== Fragmento citado ==
☆ ☆ ☆ ☆ ☆ ☆ ☆

Por P. Fernando Pascual
Pocas veces la gente está tan atenta en las iglesias. Pero aquel joven sacerdote había hablado con una fuerza desacostumbrada, y casi todos siguieron la homilía con interés.
El padre abad apreció la energía de aquellas palabras, pero también notó algunos peligros, y quiso enviar una nota al joven sacerdote.
“Quiero, ante todo, animarle en su camino como sacerdote y felicitarle por las palabras que dijo el otro día y que causaron impresión entre las personas.
Por desgracia, muchos bautizados están cansados por homilías insípidas, llenas de tópicos, sin fuego, sin convicción. Ello explica por qué su homilía, diferente de tantas otras, fuese tan bien acogida.
Al mismo tiempo, noté en los contenidos y en el tono de voz un punto sobre el que quisiera ofrecerle estas reflexiones.
Desde luego, no poseo la verdad absoluta en este tema, y tal vez me equivoque. Pero confío en Dios que algo de lo que ahora le diga sea de provecho.

☆ ☆ ☆ ☆ ☆ ☆ ☆

== Entradas de elementos anotados ==
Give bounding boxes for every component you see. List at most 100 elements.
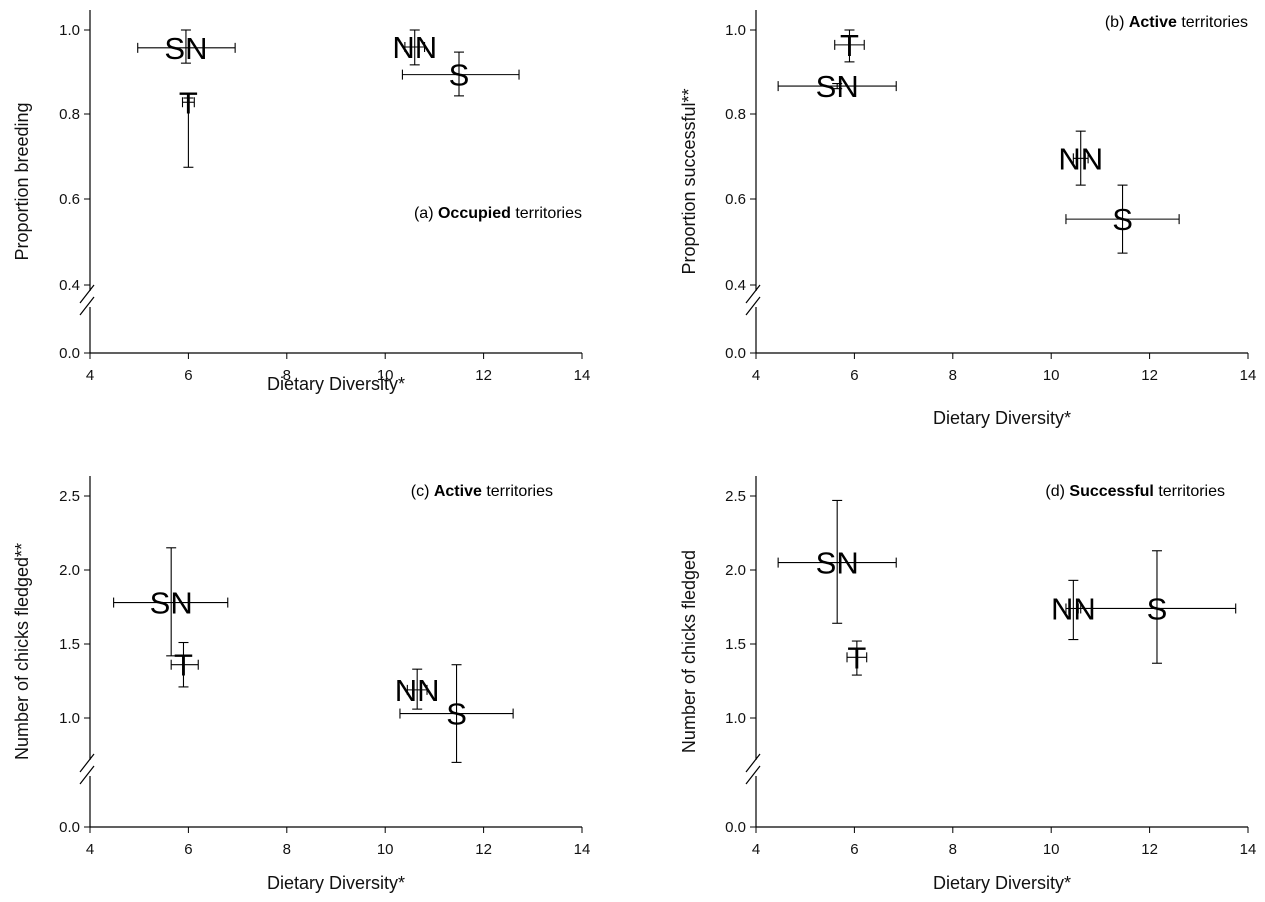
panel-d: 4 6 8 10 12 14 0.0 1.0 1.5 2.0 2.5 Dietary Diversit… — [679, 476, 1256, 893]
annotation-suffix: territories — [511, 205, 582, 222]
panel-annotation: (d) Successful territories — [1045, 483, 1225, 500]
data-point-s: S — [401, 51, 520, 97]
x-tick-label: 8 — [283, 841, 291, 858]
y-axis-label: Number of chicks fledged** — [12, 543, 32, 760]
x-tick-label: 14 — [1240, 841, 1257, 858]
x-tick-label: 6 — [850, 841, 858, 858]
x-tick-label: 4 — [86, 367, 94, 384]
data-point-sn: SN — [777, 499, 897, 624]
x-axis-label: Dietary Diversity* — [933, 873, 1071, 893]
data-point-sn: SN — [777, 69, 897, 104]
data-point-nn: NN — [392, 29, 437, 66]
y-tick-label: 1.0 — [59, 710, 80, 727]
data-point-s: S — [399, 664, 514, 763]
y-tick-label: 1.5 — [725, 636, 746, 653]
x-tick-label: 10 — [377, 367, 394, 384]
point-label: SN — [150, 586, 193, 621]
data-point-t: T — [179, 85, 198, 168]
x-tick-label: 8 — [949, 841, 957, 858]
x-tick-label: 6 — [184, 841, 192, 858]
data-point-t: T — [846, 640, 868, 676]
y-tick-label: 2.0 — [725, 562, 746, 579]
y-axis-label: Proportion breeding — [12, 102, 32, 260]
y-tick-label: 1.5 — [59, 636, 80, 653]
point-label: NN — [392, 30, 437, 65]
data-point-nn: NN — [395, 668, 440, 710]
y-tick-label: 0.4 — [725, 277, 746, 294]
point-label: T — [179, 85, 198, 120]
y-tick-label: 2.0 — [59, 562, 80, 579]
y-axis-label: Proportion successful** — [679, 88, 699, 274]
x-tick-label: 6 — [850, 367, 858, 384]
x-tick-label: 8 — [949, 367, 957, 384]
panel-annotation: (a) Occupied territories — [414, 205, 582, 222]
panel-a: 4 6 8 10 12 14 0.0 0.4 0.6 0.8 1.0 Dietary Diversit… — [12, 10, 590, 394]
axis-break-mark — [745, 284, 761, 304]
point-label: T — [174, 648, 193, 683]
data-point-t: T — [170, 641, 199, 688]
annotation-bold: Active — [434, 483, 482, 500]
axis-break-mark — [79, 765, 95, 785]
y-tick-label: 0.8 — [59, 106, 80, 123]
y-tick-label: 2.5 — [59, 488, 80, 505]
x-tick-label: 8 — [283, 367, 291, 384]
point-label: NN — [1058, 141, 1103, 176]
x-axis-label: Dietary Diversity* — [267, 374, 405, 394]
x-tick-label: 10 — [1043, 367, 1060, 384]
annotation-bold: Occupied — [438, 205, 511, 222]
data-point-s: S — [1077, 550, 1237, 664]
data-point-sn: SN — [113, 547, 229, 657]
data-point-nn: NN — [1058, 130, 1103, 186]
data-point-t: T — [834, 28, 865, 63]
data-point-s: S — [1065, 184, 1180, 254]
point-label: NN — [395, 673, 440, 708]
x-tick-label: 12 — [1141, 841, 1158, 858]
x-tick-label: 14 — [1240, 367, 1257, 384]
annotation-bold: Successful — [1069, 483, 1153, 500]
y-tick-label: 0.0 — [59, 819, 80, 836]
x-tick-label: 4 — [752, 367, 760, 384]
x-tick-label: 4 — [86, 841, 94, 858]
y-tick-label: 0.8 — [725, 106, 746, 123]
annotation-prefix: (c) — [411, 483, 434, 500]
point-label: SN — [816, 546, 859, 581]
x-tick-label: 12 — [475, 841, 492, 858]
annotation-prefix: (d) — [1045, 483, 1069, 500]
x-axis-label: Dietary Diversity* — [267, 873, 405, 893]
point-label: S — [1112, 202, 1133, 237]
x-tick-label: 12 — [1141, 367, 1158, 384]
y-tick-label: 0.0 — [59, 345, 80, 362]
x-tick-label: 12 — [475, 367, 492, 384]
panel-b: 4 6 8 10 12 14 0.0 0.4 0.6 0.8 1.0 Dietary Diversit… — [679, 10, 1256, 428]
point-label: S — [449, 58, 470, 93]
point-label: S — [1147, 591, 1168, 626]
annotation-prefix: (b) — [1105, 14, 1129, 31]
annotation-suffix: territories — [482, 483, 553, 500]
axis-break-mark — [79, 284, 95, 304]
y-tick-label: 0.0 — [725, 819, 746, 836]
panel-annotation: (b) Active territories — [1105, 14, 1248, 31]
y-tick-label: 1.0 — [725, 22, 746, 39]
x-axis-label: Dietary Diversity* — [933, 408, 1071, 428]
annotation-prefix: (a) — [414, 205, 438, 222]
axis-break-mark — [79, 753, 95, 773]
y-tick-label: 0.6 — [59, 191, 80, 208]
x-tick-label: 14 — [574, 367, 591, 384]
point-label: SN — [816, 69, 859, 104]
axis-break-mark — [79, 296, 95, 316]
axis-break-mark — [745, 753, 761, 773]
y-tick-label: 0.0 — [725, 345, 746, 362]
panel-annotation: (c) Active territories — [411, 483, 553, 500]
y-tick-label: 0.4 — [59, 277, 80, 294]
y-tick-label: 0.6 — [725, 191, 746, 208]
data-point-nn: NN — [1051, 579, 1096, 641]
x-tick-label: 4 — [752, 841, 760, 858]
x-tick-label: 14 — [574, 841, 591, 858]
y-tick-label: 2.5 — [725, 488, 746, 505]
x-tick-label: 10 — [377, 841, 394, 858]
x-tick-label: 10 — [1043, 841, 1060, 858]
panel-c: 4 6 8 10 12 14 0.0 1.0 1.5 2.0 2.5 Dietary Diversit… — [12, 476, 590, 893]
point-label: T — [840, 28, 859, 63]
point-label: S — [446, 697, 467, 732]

☆ ☆ ☆ ☆ ☆ ☆ ☆

== Tareas requeridas ==
1: Traduce al inglés esta oración del texto sobre la homilía: "Ello explica por qué su homilía, diferente de tantas otras, fuese tan bien acogida."
2: Prosigue el texto sobre la homilía a partir de su última oración.
Las filas proceden de otra fuente.

== Respuestas por tarea ==
1: This explains why your homily, unlike so many others, was so well received.

2:
Cuando hablamos en una homilía, o catequesis, o conferencia, conviene arrancar siempre desde la pregunta: ¿qué desearía Dios comunicar a estas personas?
Las siguientes preguntas nacen de la anterior: ¿cómo se encuentran las personas que van a escucharme? ¿Cuál sería la mejor manera de ofrecerles un mensaje que viene de Dios y que ilumina los corazones?
Por estas preguntas sentí algo de preocupación al escucharle, pues me daba la impresión de que el centro de su homilía eran sus convicciones personales, pero sin que se viera una conexión directa con las verdades del Evangelio.
Además, se notaba en sus palabras un interés especial por ciertos temas, al mismo tiempo otros quedaban oscurecidos o silenciados.
Por ejemplo, me impresionó que hablase de la importancia de no condenar a nadie. Pero en los ejemplos que escogió, incluyó solo a algunos tipos de personas que son fácilmente rechazadas por otros, pero dejó de lado a otras personas que también sufren al ser rechazadas, y sobre las que usted no parecía tener interés.
Es cierto que nunca podremos equilibrar nuestras palabras ni contentar a todos. Por eso es tan importante rezar antes de dirigirnos a la gente, para que lo que salga de nuestros labios sea adecuado a las personas y les introduzca, con respeto, al encuentro con Cristo.
Respecto al tono de voz que usted usó varias veces, podría ser percibido por algunos como una especie de reproche, de condena, de falta de equilibrio.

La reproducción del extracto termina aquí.